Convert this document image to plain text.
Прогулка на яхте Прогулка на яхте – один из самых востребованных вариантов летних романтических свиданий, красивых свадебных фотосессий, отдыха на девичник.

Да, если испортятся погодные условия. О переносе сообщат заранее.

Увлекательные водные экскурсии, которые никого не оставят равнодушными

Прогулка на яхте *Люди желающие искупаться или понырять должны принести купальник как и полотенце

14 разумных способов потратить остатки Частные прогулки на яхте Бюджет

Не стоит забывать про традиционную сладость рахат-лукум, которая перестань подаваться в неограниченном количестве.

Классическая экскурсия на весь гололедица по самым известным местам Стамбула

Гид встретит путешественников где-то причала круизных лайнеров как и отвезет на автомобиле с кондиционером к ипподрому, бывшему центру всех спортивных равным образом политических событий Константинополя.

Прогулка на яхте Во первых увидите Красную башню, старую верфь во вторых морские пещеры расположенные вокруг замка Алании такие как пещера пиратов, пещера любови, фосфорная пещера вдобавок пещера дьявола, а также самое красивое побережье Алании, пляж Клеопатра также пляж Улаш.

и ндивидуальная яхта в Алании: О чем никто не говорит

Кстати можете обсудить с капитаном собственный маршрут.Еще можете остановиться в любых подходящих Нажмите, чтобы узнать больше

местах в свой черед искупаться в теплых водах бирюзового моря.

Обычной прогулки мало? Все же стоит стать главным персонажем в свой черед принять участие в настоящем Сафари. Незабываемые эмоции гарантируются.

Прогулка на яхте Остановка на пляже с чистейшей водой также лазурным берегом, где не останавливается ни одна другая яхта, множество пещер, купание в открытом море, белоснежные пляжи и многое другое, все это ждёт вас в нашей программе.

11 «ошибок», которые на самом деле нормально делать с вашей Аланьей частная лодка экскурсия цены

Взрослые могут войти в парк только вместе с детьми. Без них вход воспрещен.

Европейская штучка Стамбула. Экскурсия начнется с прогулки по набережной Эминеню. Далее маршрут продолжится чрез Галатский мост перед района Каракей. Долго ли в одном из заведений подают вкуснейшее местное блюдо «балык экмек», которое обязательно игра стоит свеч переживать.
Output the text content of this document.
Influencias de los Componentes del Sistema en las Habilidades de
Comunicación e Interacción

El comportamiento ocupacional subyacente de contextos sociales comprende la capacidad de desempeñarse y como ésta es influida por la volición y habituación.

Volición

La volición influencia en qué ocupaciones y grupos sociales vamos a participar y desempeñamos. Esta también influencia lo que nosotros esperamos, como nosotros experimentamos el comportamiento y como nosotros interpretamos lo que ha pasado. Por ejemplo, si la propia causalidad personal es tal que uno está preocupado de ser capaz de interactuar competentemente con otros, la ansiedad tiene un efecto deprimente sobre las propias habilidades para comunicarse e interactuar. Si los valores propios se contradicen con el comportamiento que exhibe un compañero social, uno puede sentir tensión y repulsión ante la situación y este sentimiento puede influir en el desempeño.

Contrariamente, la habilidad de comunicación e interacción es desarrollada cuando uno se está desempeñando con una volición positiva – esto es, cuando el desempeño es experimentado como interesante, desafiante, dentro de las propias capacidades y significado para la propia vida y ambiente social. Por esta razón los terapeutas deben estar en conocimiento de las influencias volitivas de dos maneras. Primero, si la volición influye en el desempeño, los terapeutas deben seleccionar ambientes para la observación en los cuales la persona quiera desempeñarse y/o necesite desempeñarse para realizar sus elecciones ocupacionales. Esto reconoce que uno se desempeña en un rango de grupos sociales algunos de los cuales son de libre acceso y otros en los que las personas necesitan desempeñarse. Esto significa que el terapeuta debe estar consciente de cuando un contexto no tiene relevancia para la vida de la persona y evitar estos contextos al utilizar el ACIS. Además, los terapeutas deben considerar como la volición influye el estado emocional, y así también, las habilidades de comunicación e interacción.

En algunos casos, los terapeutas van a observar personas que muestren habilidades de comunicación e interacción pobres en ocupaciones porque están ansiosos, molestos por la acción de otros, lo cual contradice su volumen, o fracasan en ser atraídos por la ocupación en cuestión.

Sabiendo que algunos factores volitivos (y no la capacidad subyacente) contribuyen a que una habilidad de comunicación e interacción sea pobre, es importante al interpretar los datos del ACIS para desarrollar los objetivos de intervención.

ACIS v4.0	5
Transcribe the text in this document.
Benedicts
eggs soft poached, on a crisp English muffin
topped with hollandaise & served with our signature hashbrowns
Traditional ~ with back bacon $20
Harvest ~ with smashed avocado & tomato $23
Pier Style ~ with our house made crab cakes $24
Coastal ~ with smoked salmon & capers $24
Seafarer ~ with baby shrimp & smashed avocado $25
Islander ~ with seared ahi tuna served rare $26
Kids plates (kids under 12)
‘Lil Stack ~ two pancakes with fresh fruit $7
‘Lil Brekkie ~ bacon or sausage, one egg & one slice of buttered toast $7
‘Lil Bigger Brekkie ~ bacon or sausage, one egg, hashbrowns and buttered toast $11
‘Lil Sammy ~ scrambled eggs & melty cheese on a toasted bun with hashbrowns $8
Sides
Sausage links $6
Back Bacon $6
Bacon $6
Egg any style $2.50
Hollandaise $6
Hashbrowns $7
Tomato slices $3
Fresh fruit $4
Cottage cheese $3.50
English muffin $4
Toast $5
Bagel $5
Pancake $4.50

--------------------

#### Challenge
Exactly how many lines in the data above contain the word "яхта"? Respond with the number and nothing more.

#### Solution below
2